Short task: From the listing below, copy every line with the word "visible".

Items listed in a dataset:
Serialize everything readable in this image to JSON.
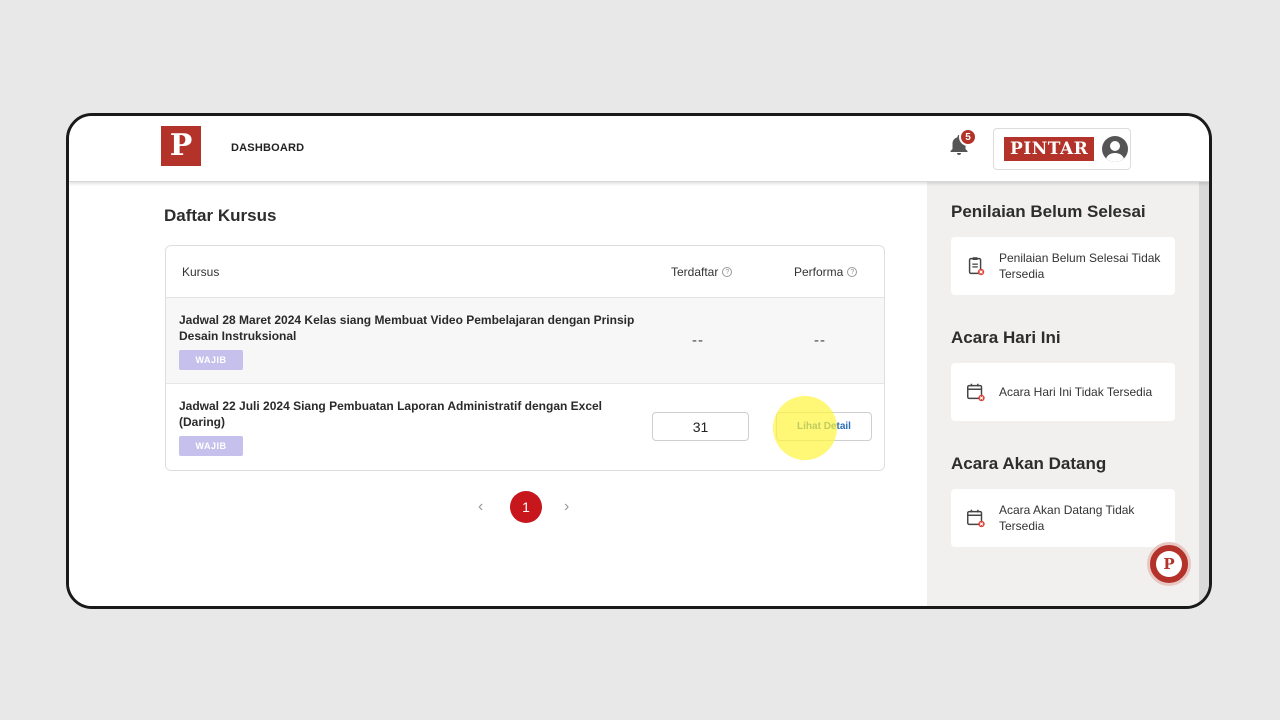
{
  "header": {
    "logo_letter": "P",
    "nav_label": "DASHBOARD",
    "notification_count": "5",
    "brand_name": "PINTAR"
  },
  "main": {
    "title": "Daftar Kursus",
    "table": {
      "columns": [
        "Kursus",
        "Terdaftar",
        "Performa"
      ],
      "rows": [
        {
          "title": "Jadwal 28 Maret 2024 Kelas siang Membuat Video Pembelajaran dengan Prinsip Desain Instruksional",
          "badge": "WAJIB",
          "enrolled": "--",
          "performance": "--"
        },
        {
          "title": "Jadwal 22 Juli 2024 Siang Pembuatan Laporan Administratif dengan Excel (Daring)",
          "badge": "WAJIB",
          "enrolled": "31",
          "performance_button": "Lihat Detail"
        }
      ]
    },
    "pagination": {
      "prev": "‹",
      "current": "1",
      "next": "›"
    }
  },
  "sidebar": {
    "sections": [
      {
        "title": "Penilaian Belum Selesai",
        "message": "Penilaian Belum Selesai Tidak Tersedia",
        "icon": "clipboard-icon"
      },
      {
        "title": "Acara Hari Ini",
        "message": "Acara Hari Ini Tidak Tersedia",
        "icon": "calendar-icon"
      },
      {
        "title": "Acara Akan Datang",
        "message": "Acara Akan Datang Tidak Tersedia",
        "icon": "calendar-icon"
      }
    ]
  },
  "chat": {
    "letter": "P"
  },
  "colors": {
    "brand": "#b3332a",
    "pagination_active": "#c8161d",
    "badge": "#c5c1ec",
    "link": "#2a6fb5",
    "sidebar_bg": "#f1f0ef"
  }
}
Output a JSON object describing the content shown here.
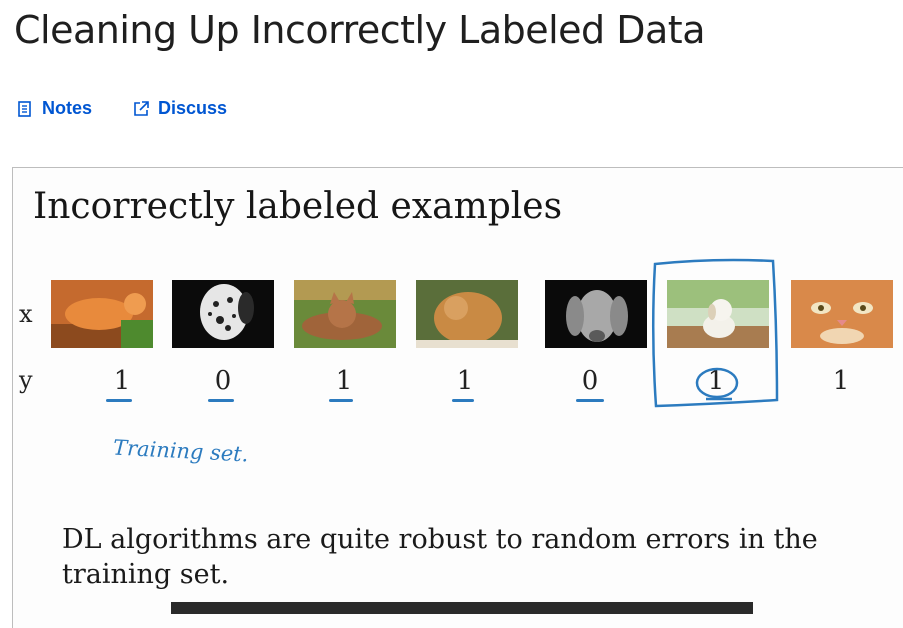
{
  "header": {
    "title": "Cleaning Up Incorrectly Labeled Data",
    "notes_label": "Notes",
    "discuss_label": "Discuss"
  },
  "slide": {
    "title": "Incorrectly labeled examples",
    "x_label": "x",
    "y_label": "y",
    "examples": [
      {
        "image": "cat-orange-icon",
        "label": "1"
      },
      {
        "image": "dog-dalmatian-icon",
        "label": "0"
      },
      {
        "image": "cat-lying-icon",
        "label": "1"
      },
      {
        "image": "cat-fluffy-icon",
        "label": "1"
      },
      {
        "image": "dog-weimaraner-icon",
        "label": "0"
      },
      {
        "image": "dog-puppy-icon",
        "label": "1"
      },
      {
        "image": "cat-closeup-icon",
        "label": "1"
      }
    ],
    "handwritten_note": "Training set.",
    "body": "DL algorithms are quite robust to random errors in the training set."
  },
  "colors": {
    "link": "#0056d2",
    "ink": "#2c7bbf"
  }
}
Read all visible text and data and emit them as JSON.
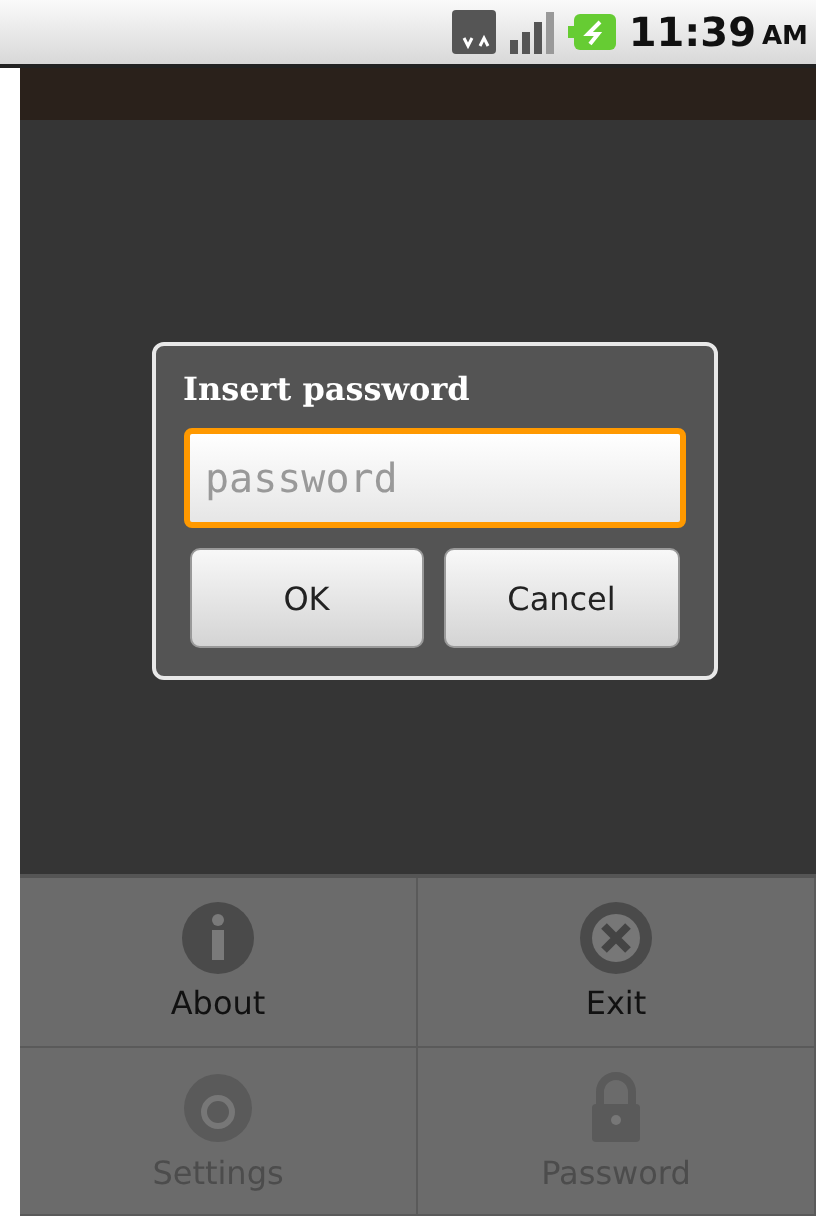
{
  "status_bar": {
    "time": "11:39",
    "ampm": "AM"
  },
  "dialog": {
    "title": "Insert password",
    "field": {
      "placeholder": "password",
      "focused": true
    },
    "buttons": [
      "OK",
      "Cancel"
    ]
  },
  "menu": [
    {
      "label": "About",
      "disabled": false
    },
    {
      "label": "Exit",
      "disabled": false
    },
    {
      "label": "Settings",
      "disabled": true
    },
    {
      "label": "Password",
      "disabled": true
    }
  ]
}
---
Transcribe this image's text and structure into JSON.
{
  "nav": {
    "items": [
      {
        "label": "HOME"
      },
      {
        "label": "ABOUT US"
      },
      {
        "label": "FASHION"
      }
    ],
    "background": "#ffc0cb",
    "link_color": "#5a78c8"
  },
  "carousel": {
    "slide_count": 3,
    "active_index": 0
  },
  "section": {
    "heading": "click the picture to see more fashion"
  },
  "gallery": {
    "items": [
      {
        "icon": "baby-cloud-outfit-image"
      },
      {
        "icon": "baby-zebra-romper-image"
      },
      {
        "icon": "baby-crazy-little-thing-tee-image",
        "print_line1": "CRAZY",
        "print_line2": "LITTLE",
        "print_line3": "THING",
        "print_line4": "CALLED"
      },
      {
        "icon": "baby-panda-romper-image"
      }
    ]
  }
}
--
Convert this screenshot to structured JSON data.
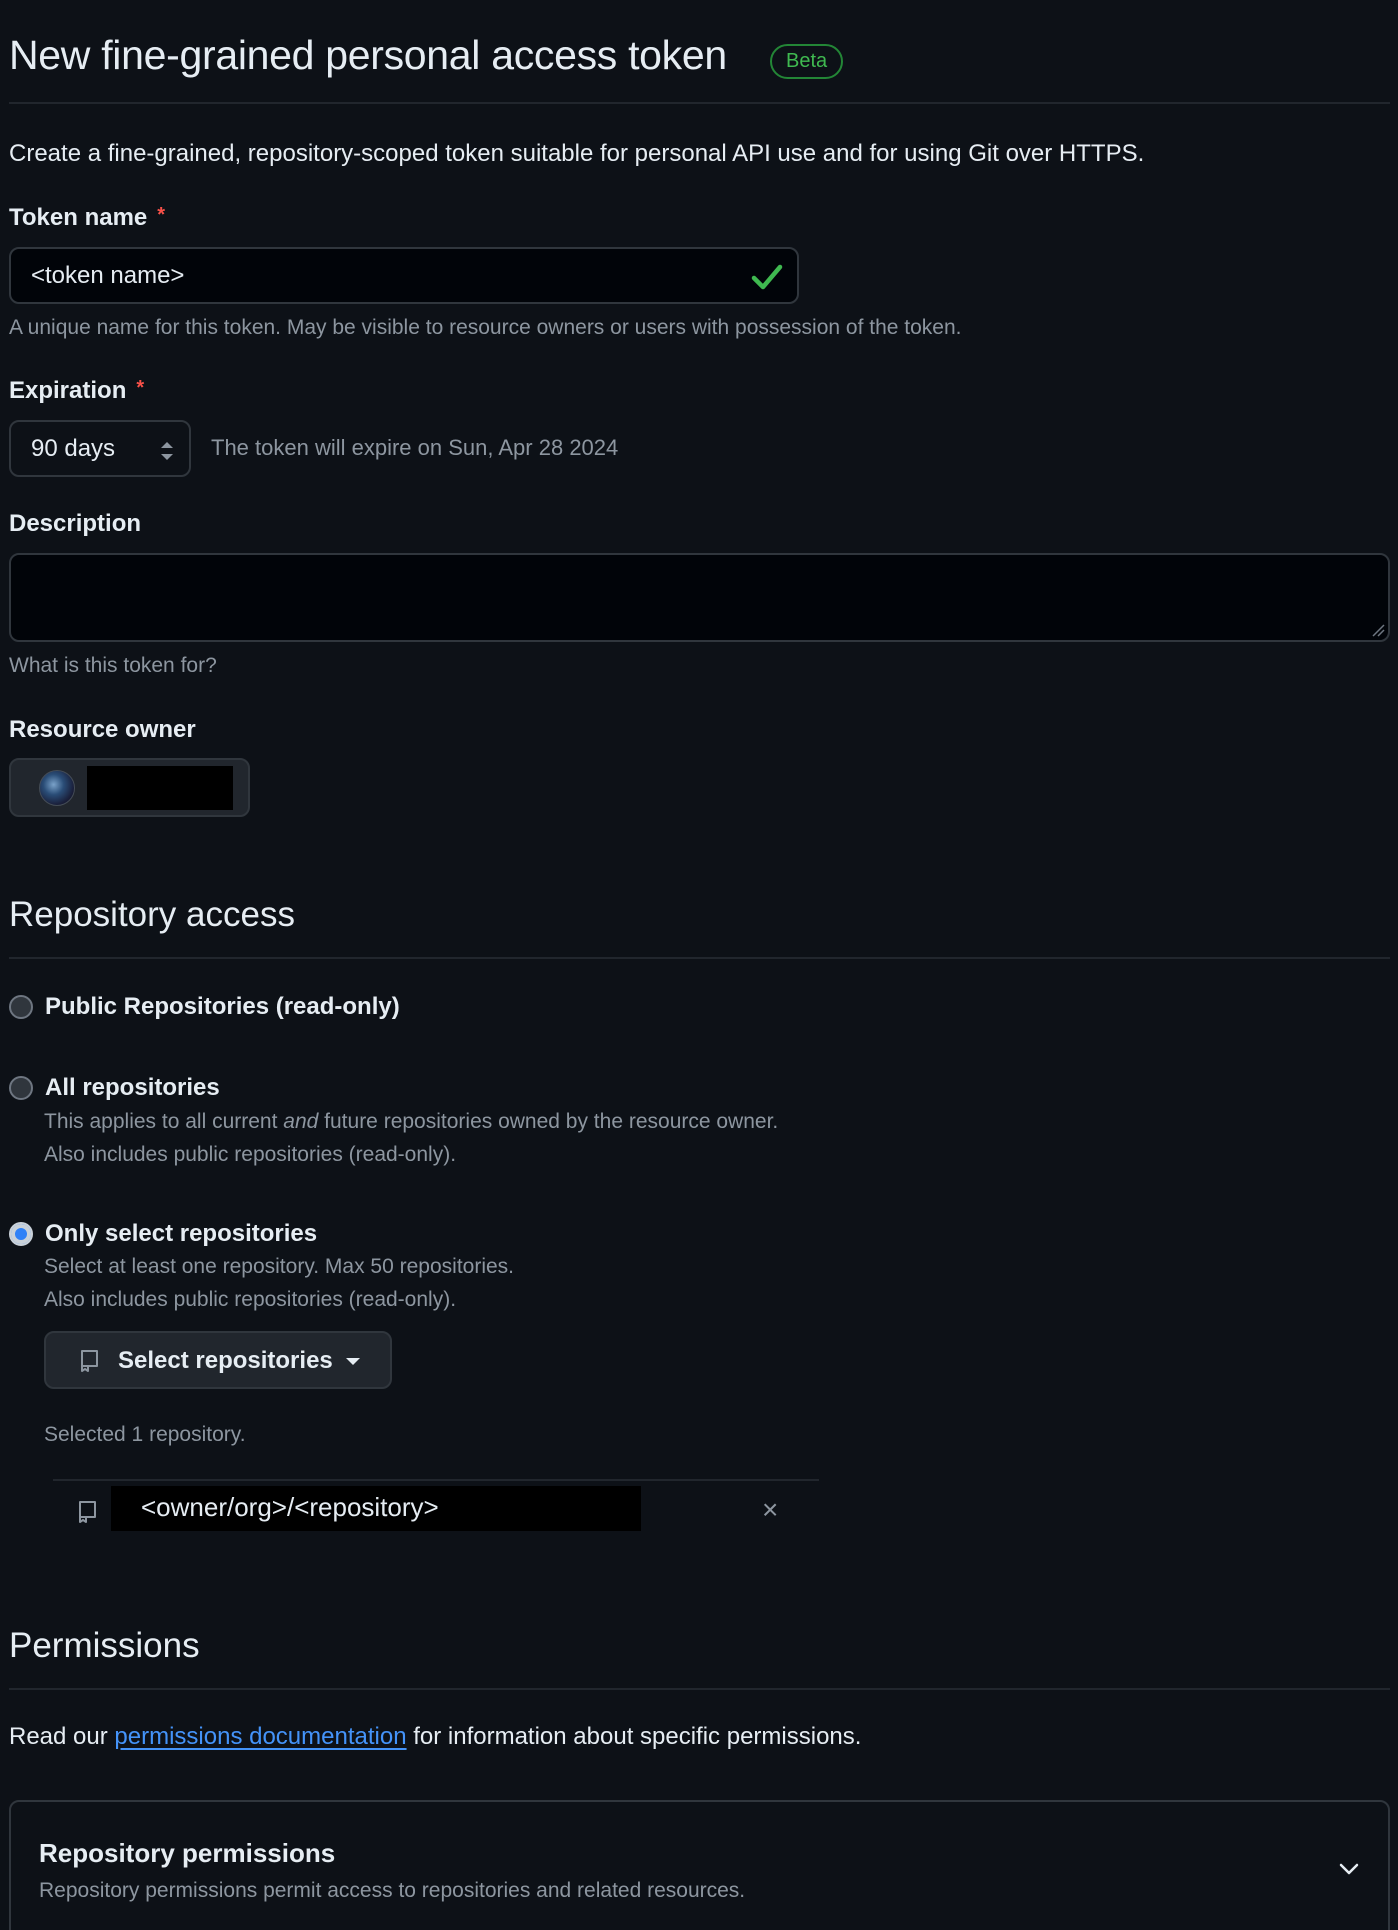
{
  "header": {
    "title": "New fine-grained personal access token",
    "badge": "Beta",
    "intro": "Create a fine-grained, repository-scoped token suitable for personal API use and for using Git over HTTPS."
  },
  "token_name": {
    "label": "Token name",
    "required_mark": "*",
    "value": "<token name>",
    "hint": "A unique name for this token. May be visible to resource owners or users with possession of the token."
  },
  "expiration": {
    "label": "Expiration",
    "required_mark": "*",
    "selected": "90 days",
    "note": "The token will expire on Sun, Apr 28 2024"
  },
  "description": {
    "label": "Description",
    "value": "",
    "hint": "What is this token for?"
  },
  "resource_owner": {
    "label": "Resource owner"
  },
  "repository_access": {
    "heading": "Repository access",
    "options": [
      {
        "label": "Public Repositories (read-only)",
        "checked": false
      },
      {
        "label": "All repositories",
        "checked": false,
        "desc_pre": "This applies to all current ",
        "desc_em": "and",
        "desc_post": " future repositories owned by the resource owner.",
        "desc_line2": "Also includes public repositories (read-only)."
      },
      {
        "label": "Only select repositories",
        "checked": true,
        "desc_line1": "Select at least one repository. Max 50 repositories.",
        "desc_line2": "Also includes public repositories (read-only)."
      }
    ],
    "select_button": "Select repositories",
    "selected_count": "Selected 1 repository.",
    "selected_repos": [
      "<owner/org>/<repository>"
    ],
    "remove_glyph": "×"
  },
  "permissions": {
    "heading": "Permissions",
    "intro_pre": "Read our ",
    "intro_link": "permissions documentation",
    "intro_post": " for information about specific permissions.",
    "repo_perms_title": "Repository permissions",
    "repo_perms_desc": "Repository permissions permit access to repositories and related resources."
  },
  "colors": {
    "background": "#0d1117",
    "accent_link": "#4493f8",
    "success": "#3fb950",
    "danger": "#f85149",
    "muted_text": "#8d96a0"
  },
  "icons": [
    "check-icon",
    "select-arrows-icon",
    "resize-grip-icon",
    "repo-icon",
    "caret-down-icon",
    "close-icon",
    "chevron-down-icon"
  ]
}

Answer to the problem:
Read all visible text and data and emit them as JSON.
    "hint": "A unique name for this token. May be visible to resource owners or users with possession of the token."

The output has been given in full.